_EXCERPT_.
--------------------------------------------------

# Model Comparison: Hymba vs Diff Transformer vs Mamba

This notebook compares three state-of-the-art sequence models:
1. **Hymba** - Hybrid architecture combining Attention + Mamba with SWA and KV sharing
2. **Diff Transformer** - Differential attention mechanism
3. **Mamba** - Pure selective state space model

All models use the same:
- Dataset (TinyShakespeare)
- Vocabulary size
- Training configuration
- Evaluation metrics

In [None]:
import torch
import torch.nn as nn
import pandas as pd
import matplotlib.pyplot as plt
import seaborn as sns
import time
import math
import gc
from contextlib import nullcontext
from IPython.display import display, HTML

device = "cuda" if torch.cuda.is_available() else "cpu"

# Set style for better visualizations
sns.set_style("whitegrid")
plt.rcParams['figure.figsize'] = (16, 10)

# ===================== Display Utilities =====================
def print_header(title, width=70):
    """Print a formatted header"""
    print("\n" + "="*width)
    print(f"{title:^{width}}")
    print("="*width)

def print_section(title, width=70):
    """Print a formatted section"""
    print(f"\n{title}")
    print("-"*width)

def format_number(num, suffix=''):
    """Format large numbers with K/M suffix"""
    if num >= 1e6:
        return f"{num/1e6:.2f}M{suffix}"
    elif num >= 1e3:
        return f"{num/1e3:.2f}K{suffix}"
    else:
        return f"{num:.2f}{suffix}"

def highlight_best(df, column, higher_is_better=True):
    """Highlight best value in a column"""
    if higher_is_better:
        best_idx = df[column].idxmax()
    else:
        best_idx = df[column].idxmin()
    return ['background-color: #90EE90' if i == best_idx else '' for i in range(len(df))]

# ===================== VRAM Management Utilities =====================
def get_gpu_memory_info():
    """Get current GPU memory usage"""
    if torch.cuda.is_available():
        allocated = torch.cuda.memory_allocated() / (1024**3)  # GB
        reserved = torch.cuda.memory_reserved() / (1024**3)  # GB
        return allocated, reserved
    return 0, 0

def clear_memory():
    """Clear GPU memory and run garbage collection"""

--------------------------------------------------

_SUPPLIED DATA_.

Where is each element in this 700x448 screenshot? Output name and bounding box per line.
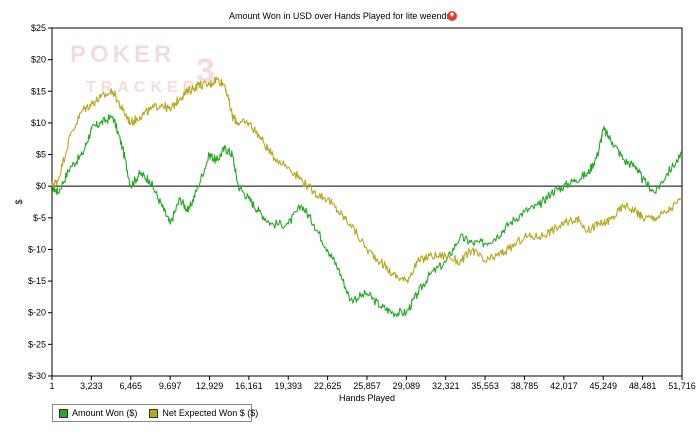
x-axis-label: Hands Played (339, 393, 395, 403)
y-tick-label: $-15 (28, 276, 46, 286)
y-tick-label: $25 (31, 23, 46, 33)
svg-text:POKER: POKER (70, 41, 175, 68)
y-tick-label: $10 (31, 118, 46, 128)
x-tick-label: 38,785 (511, 381, 539, 391)
x-tick-label: 19,393 (274, 381, 302, 391)
x-tick-label: 3,233 (80, 381, 103, 391)
x-tick-label: 22,625 (314, 381, 342, 391)
legend-swatch (59, 408, 68, 418)
x-tick-label: 45,249 (589, 381, 617, 391)
legend-label: Net Expected Won $ ($) (162, 408, 259, 418)
x-tick-label: 12,929 (196, 381, 224, 391)
x-tick-label: 1 (49, 381, 54, 391)
x-tick-label: 48,481 (629, 381, 657, 391)
legend-label: Amount Won ($) (72, 408, 138, 418)
x-tick-label: 9,697 (159, 381, 182, 391)
x-tick-label: 25,857 (353, 381, 381, 391)
legend-swatch (149, 408, 159, 418)
x-tick-label: 6,465 (119, 381, 142, 391)
x-tick-label: 35,553 (471, 381, 499, 391)
legend-item-amount-won: Amount Won ($) (59, 408, 137, 418)
legend: Amount Won ($) Net Expected Won $ ($) (52, 404, 258, 422)
x-tick-label: 42,017 (550, 381, 578, 391)
y-tick-label: $0 (36, 181, 46, 191)
poker-logo-icon (447, 11, 457, 21)
chart-title: Amount Won in USD over Hands Played for … (229, 11, 451, 21)
y-axis-label: $ (14, 199, 24, 204)
y-tick-label: $-30 (28, 371, 46, 381)
y-tick-label: $15 (31, 86, 46, 96)
x-tick-label: 32,321 (432, 381, 460, 391)
y-tick-label: $-25 (28, 339, 46, 349)
svg-text:3: 3 (196, 52, 215, 90)
x-tick-label: 51,716 (668, 381, 696, 391)
series-net-expected-won (51, 76, 683, 284)
x-tick-label: 16,161 (235, 381, 263, 391)
series-layer (51, 76, 683, 318)
y-tick-label: $-20 (28, 308, 46, 318)
y-tick-label: $5 (36, 150, 46, 160)
y-tick-label: $20 (31, 55, 46, 65)
x-tick-label: 29,089 (393, 381, 421, 391)
pokertracker-watermark: POKER TRACKER 3 (70, 41, 215, 96)
y-tick-label: $-5 (33, 213, 46, 223)
axes: $25$20$15$10$5$0$-5$-10$-15$-20$-25$-301… (28, 23, 696, 391)
series-amount-won (51, 114, 683, 318)
y-tick-label: $-10 (28, 244, 46, 254)
legend-item-net-expected: Net Expected Won $ ($) (149, 408, 258, 418)
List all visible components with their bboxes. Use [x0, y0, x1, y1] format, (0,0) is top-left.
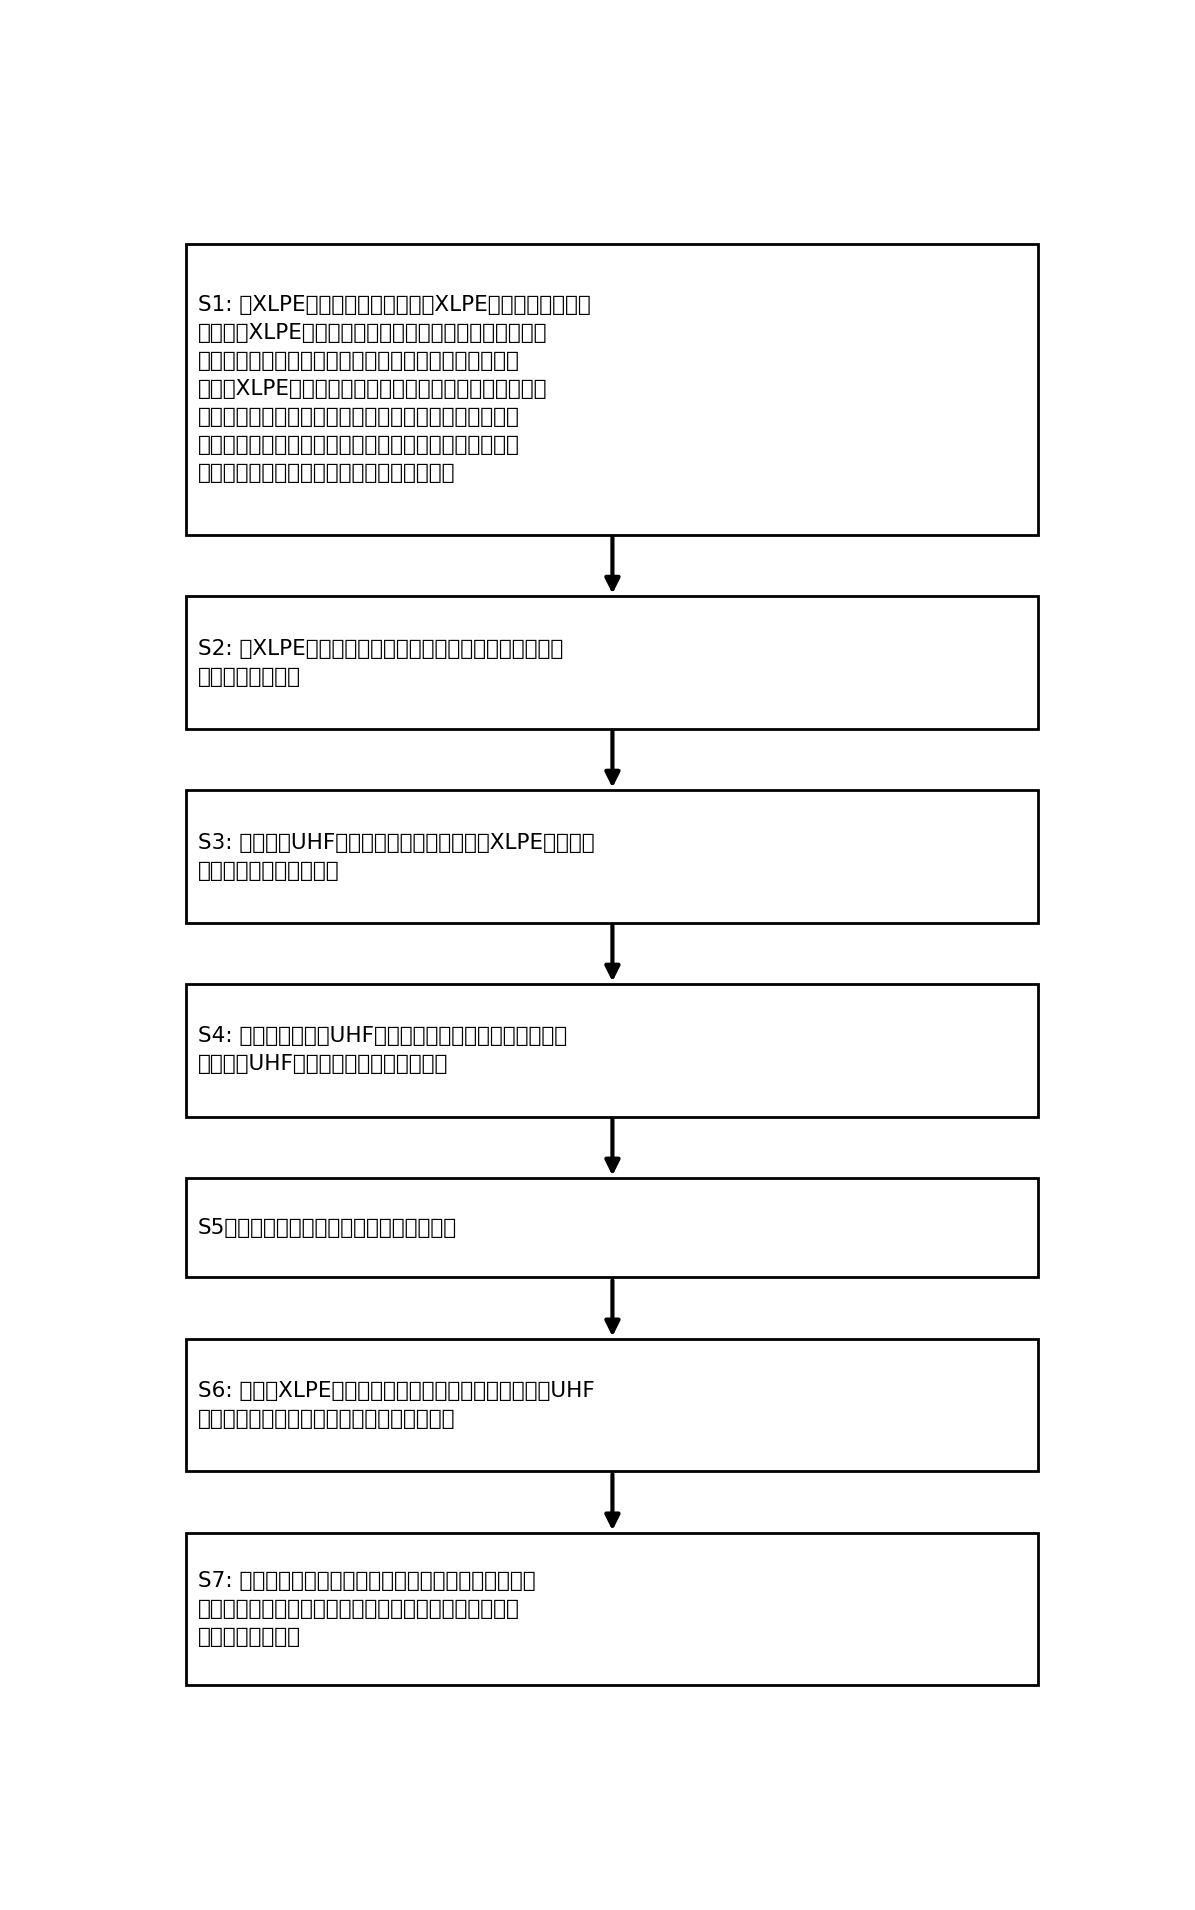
Text: S4: 对包裹后的所述UHF传感器的首尾两端进行无缝焊接；
并将所述UHF传感器通过引出电缆引出；: S4: 对包裹后的所述UHF传感器的首尾两端进行无缝焊接； 并将所述UHF传感器…	[197, 1026, 566, 1075]
FancyBboxPatch shape	[186, 1339, 1038, 1471]
Text: S2: 在XLPE电力电缆附件的裸露的环带状绝缘层的外表面
设置应力缓冲层；: S2: 在XLPE电力电缆附件的裸露的环带状绝缘层的外表面 设置应力缓冲层；	[197, 638, 563, 686]
Text: S7: 首先，在所述防水胶带层的外部设置保护铜壳；然后
，在所述防水胶带层与所述保护铜壳的内壁形成的空间内
浇筑防水密封胶。: S7: 首先，在所述防水胶带层的外部设置保护铜壳；然后 ，在所述防水胶带层与所述…	[197, 1572, 535, 1646]
Text: S1: 在XLPE电力电缆的接头处设置XLPE电力电缆附件，其
中，所述XLPE电力电缆附件由内到外依次包括内半导电层
、绝缘层和两个外半导电层，所述内半导电层: S1: 在XLPE电力电缆的接头处设置XLPE电力电缆附件，其 中，所述XLPE…	[197, 296, 590, 483]
FancyBboxPatch shape	[186, 244, 1038, 535]
FancyBboxPatch shape	[186, 1178, 1038, 1278]
FancyBboxPatch shape	[186, 1534, 1038, 1685]
FancyBboxPatch shape	[186, 791, 1038, 923]
Text: S5：将所述外半导电层通过接地铜网接地；: S5：将所述外半导电层通过接地铜网接地；	[197, 1219, 456, 1238]
Text: S3: 将片状的UHF传感器环状包裹围绕在所述XLPE电力电缆
附件应力缓冲层的外侧；: S3: 将片状的UHF传感器环状包裹围绕在所述XLPE电力电缆 附件应力缓冲层的…	[197, 833, 594, 881]
FancyBboxPatch shape	[186, 596, 1038, 728]
FancyBboxPatch shape	[186, 984, 1038, 1117]
Text: S6: 在所述XLPE电力电缆附件的所述外半导电层及所述UHF
传感器外表面缠绕防水胶带形成防水胶带层；: S6: 在所述XLPE电力电缆附件的所述外半导电层及所述UHF 传感器外表面缠绕…	[197, 1381, 594, 1429]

--------------------------------------------------

_OBJECTIVES_.
1. Copy the passage of the model comparison notebook from "# Model Comparison: Hymba" to "- Dataset (TinyShakespeare)".
2. In the records, reproduce the lines from the line with "x-axis-label: Hands Played" to the line with "x-tick-label: 29,089 (393, 381, 421, 391)".
The records are unrelated to the model comparison notebook.

_EXPECTED OUTPUTS_.
1.
# Model Comparison: Hymba vs Diff Transformer vs Mamba

This notebook compares three state-of-the-art sequence models:
1. **Hymba** - Hybrid architecture combining Attention + Mamba with SWA and KV sharing
2. **Diff Transformer** - Differential attention mechanism
3. **Mamba** - Pure selective state space model

All models use the same:
- Dataset (TinyShakespeare)

2.
x-axis-label: Hands Played (339, 393, 395, 403)
y-tick-label: $-15 (28, 276, 46, 286)
y-tick-label: $25 (31, 23, 46, 33)
svg-text:POKER: POKER (70, 41, 175, 68)
y-tick-label: $10 (31, 118, 46, 128)
x-tick-label: 38,785 (511, 381, 539, 391)
x-tick-label: 19,393 (274, 381, 302, 391)
x-tick-label: 3,233 (80, 381, 103, 391)
x-tick-label: 22,625 (314, 381, 342, 391)
legend-swatch (59, 408, 68, 418)
x-tick-label: 45,249 (589, 381, 617, 391)
legend-label: Net Expected Won $ ($) (162, 408, 259, 418)
x-tick-label: 12,929 (196, 381, 224, 391)
x-tick-label: 1 (49, 381, 54, 391)
x-tick-label: 48,481 (629, 381, 657, 391)
legend-label: Amount Won ($) (72, 408, 138, 418)
x-tick-label: 9,697 (159, 381, 182, 391)
x-tick-label: 25,857 (353, 381, 381, 391)
legend-swatch (149, 408, 159, 418)
x-tick-label: 6,465 (119, 381, 142, 391)
x-tick-label: 35,553 (471, 381, 499, 391)
legend-item-amount-won: Amount Won ($) (59, 408, 137, 418)
legend: Amount Won ($) Net Expected Won $ ($) (52, 404, 258, 422)
x-tick-label: 42,017 (550, 381, 578, 391)
y-tick-label: $0 (36, 181, 46, 191)
poker-logo-icon (447, 11, 457, 21)
chart-title: Amount Won in USD over Hands Played for … (229, 11, 451, 21)
y-axis-label: $ (14, 199, 24, 204)
y-tick-label: $-30 (28, 371, 46, 381)
y-tick-label: $15 (31, 86, 46, 96)
x-tick-label: 32,321 (432, 381, 460, 391)
y-tick-label: $-25 (28, 339, 46, 349)
svg-text:3: 3 (196, 52, 215, 90)
x-tick-label: 51,716 (668, 381, 696, 391)
series-net-expected-won (51, 76, 683, 284)
x-tick-label: 16,161 (235, 381, 263, 391)
series-layer (51, 76, 683, 318)
y-tick-label: $-20 (28, 308, 46, 318)
y-tick-label: $5 (36, 150, 46, 160)
y-tick-label: $20 (31, 55, 46, 65)
x-tick-label: 29,089 (393, 381, 421, 391)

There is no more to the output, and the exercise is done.